Print all of the entries below word for word, changing nothing.

[Start Exercise input]

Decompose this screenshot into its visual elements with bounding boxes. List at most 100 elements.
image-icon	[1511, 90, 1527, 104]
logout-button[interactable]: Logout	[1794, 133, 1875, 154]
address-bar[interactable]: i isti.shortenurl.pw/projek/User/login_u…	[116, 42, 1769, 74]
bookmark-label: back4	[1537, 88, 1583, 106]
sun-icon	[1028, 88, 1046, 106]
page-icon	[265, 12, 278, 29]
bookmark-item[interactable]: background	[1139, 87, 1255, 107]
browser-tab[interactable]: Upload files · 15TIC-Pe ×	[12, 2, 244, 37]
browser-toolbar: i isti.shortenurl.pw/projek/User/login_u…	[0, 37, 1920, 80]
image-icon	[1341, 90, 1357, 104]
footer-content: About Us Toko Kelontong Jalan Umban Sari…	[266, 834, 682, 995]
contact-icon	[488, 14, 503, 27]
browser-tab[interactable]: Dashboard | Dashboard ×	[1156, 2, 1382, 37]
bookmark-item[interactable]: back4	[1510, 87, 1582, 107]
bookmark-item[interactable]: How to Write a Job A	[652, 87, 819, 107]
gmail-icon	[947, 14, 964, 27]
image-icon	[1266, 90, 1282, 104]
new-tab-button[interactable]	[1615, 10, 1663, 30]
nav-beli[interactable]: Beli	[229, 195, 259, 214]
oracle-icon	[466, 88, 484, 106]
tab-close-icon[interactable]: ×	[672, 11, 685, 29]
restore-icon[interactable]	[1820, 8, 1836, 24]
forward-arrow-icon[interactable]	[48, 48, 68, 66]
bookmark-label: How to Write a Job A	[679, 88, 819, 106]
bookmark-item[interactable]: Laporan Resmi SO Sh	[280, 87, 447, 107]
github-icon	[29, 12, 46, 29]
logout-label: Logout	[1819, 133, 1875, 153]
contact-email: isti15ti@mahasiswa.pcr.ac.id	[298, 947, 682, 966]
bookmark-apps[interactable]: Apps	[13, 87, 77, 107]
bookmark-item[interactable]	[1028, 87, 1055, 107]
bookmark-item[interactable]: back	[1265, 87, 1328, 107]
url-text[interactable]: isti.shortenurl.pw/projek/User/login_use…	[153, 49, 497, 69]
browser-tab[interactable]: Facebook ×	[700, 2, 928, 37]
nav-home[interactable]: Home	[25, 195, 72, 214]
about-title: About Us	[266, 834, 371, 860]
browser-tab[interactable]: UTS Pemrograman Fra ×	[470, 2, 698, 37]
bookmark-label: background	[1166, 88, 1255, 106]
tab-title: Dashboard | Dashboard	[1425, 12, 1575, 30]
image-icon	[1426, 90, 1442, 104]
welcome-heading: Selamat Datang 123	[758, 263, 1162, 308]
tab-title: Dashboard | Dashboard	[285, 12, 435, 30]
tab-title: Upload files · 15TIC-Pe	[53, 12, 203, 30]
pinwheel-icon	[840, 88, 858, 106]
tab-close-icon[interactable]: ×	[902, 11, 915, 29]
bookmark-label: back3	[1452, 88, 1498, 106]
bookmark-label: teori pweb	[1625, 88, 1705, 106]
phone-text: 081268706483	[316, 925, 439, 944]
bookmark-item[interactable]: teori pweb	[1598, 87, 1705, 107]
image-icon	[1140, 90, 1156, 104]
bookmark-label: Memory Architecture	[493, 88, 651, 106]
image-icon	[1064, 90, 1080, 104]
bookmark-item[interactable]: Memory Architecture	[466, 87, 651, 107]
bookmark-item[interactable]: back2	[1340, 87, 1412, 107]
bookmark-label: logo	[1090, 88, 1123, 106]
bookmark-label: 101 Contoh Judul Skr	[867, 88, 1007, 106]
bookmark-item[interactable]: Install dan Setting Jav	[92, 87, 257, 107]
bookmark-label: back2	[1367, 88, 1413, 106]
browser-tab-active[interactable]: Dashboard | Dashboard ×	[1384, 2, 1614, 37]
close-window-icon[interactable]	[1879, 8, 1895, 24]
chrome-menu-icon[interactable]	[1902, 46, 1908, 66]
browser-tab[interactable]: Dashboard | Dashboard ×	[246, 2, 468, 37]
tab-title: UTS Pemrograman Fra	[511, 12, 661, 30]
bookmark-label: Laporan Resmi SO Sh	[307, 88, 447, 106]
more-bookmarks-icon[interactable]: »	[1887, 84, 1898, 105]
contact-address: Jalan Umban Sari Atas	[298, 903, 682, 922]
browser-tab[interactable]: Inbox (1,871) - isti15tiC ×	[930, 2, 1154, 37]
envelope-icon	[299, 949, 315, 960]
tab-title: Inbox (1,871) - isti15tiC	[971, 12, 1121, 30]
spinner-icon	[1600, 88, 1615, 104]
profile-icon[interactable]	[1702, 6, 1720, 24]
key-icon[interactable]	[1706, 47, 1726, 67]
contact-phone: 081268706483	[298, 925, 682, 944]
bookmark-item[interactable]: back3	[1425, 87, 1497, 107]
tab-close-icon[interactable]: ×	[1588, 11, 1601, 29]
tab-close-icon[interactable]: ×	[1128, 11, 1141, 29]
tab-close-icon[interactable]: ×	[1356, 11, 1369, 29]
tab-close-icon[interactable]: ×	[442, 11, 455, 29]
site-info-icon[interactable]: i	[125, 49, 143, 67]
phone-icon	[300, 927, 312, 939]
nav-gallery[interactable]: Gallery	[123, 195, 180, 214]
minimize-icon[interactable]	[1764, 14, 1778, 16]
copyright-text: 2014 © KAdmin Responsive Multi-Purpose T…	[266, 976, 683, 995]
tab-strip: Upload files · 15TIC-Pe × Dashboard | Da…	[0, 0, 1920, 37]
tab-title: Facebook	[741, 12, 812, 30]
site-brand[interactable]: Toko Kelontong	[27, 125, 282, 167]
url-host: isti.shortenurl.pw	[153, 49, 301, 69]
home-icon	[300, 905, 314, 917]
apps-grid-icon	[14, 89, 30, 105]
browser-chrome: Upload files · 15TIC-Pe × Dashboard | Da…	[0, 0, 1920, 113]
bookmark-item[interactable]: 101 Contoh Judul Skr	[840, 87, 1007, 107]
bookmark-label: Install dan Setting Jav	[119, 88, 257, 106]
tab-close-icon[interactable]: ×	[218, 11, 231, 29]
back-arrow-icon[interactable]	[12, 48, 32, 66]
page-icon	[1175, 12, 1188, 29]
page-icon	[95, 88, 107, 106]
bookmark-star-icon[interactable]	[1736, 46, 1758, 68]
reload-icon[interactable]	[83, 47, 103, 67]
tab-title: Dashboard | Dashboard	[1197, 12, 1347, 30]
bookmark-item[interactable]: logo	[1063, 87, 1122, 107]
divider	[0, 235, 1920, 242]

[End Exercise input]

## The completed task
Decompose this screenshot into its visual elements with bounding boxes. List at most 100 elements.
image-icon	[1511, 90, 1527, 104]
logout-button[interactable]: Logout	[1794, 133, 1875, 154]
address-bar[interactable]: i isti.shortenurl.pw/projek/User/login_u…	[116, 42, 1769, 74]
bookmark-label: back4	[1537, 88, 1583, 106]
sun-icon	[1028, 88, 1046, 106]
page-icon	[265, 12, 278, 29]
bookmark-item[interactable]: background	[1139, 87, 1255, 107]
browser-tab[interactable]: Upload files · 15TIC-Pe ×	[12, 2, 244, 37]
browser-toolbar: i isti.shortenurl.pw/projek/User/login_u…	[0, 37, 1920, 80]
image-icon	[1341, 90, 1357, 104]
footer-content: About Us Toko Kelontong Jalan Umban Sari…	[266, 834, 682, 995]
contact-icon	[488, 14, 503, 27]
browser-tab[interactable]: Dashboard | Dashboard ×	[1156, 2, 1382, 37]
bookmark-item[interactable]: back4	[1510, 87, 1582, 107]
bookmark-item[interactable]: How to Write a Job A	[652, 87, 819, 107]
gmail-icon	[947, 14, 964, 27]
image-icon	[1266, 90, 1282, 104]
new-tab-button[interactable]	[1615, 10, 1663, 30]
nav-beli[interactable]: Beli	[229, 195, 259, 214]
oracle-icon	[466, 88, 484, 106]
tab-close-icon[interactable]: ×	[672, 11, 685, 29]
restore-icon[interactable]	[1820, 8, 1836, 24]
forward-arrow-icon[interactable]	[48, 48, 68, 66]
bookmark-label: How to Write a Job A	[679, 88, 819, 106]
bookmark-item[interactable]: Laporan Resmi SO Sh	[280, 87, 447, 107]
github-icon	[29, 12, 46, 29]
logout-label: Logout	[1819, 133, 1875, 153]
contact-email: isti15ti@mahasiswa.pcr.ac.id	[298, 947, 682, 966]
bookmark-apps[interactable]: Apps	[13, 87, 77, 107]
bookmark-item[interactable]	[1028, 87, 1055, 107]
bookmark-item[interactable]: back	[1265, 87, 1328, 107]
url-text[interactable]: isti.shortenurl.pw/projek/User/login_use…	[153, 49, 497, 69]
browser-tab[interactable]: Facebook ×	[700, 2, 928, 37]
nav-home[interactable]: Home	[25, 195, 72, 214]
about-title: About Us	[266, 834, 371, 860]
browser-tab[interactable]: UTS Pemrograman Fra ×	[470, 2, 698, 37]
bookmark-label: background	[1166, 88, 1255, 106]
tab-title: Dashboard | Dashboard	[1425, 12, 1575, 30]
image-icon	[1426, 90, 1442, 104]
welcome-heading: Selamat Datang 123	[758, 263, 1162, 308]
tab-title: Dashboard | Dashboard	[285, 12, 435, 30]
tab-title: Upload files · 15TIC-Pe	[53, 12, 203, 30]
pinwheel-icon	[840, 88, 858, 106]
tab-close-icon[interactable]: ×	[902, 11, 915, 29]
bookmark-label: back3	[1452, 88, 1498, 106]
bookmark-label: teori pweb	[1625, 88, 1705, 106]
phone-text: 081268706483	[316, 925, 439, 944]
bookmark-item[interactable]: teori pweb	[1598, 87, 1705, 107]
image-icon	[1140, 90, 1156, 104]
bookmark-label: Memory Architecture	[493, 88, 651, 106]
image-icon	[1064, 90, 1080, 104]
bookmark-item[interactable]: Memory Architecture	[466, 87, 651, 107]
bookmark-item[interactable]: back2	[1340, 87, 1412, 107]
bookmark-label: logo	[1090, 88, 1123, 106]
bookmark-label: 101 Contoh Judul Skr	[867, 88, 1007, 106]
bookmark-item[interactable]: Install dan Setting Jav	[92, 87, 257, 107]
bookmark-label: back2	[1367, 88, 1413, 106]
browser-tab-active[interactable]: Dashboard | Dashboard ×	[1384, 2, 1614, 37]
close-window-icon[interactable]	[1879, 8, 1895, 24]
chrome-menu-icon[interactable]	[1902, 46, 1908, 66]
browser-tab[interactable]: Dashboard | Dashboard ×	[246, 2, 468, 37]
tab-title: UTS Pemrograman Fra	[511, 12, 661, 30]
bookmark-label: Laporan Resmi SO Sh	[307, 88, 447, 106]
more-bookmarks-icon[interactable]: »	[1887, 84, 1898, 105]
contact-address: Jalan Umban Sari Atas	[298, 903, 682, 922]
browser-tab[interactable]: Inbox (1,871) - isti15tiC ×	[930, 2, 1154, 37]
envelope-icon	[299, 949, 315, 960]
tab-title: Inbox (1,871) - isti15tiC	[971, 12, 1121, 30]
spinner-icon	[1600, 88, 1615, 104]
profile-icon[interactable]	[1702, 6, 1720, 24]
key-icon[interactable]	[1706, 47, 1726, 67]
contact-phone: 081268706483	[298, 925, 682, 944]
bookmark-item[interactable]: back3	[1425, 87, 1497, 107]
tab-close-icon[interactable]: ×	[1588, 11, 1601, 29]
tab-close-icon[interactable]: ×	[1128, 11, 1141, 29]
tab-close-icon[interactable]: ×	[1356, 11, 1369, 29]
tab-close-icon[interactable]: ×	[442, 11, 455, 29]
site-info-icon[interactable]: i	[125, 49, 143, 67]
phone-icon	[300, 927, 312, 939]
nav-gallery[interactable]: Gallery	[123, 195, 180, 214]
minimize-icon[interactable]	[1764, 14, 1778, 16]
copyright-text: 2014 © KAdmin Responsive Multi-Purpose T…	[266, 976, 683, 995]
tab-strip: Upload files · 15TIC-Pe × Dashboard | Da…	[0, 0, 1920, 37]
tab-title: Facebook	[741, 12, 812, 30]
site-brand[interactable]: Toko Kelontong	[27, 125, 282, 167]
url-host: isti.shortenurl.pw	[153, 49, 301, 69]
home-icon	[300, 905, 314, 917]
apps-grid-icon	[14, 89, 30, 105]
browser-chrome: Upload files · 15TIC-Pe × Dashboard | Da…	[0, 0, 1920, 113]
bookmark-item[interactable]: 101 Contoh Judul Skr	[840, 87, 1007, 107]
bookmark-label: Install dan Setting Jav	[119, 88, 257, 106]
tab-close-icon[interactable]: ×	[218, 11, 231, 29]
back-arrow-icon[interactable]	[12, 48, 32, 66]
page-icon	[1175, 12, 1188, 29]
page-icon	[95, 88, 107, 106]
bookmark-star-icon[interactable]	[1736, 46, 1758, 68]
reload-icon[interactable]	[83, 47, 103, 67]
tab-title: Dashboard | Dashboard	[1197, 12, 1347, 30]
bookmark-item[interactable]: logo	[1063, 87, 1122, 107]
divider	[0, 235, 1920, 242]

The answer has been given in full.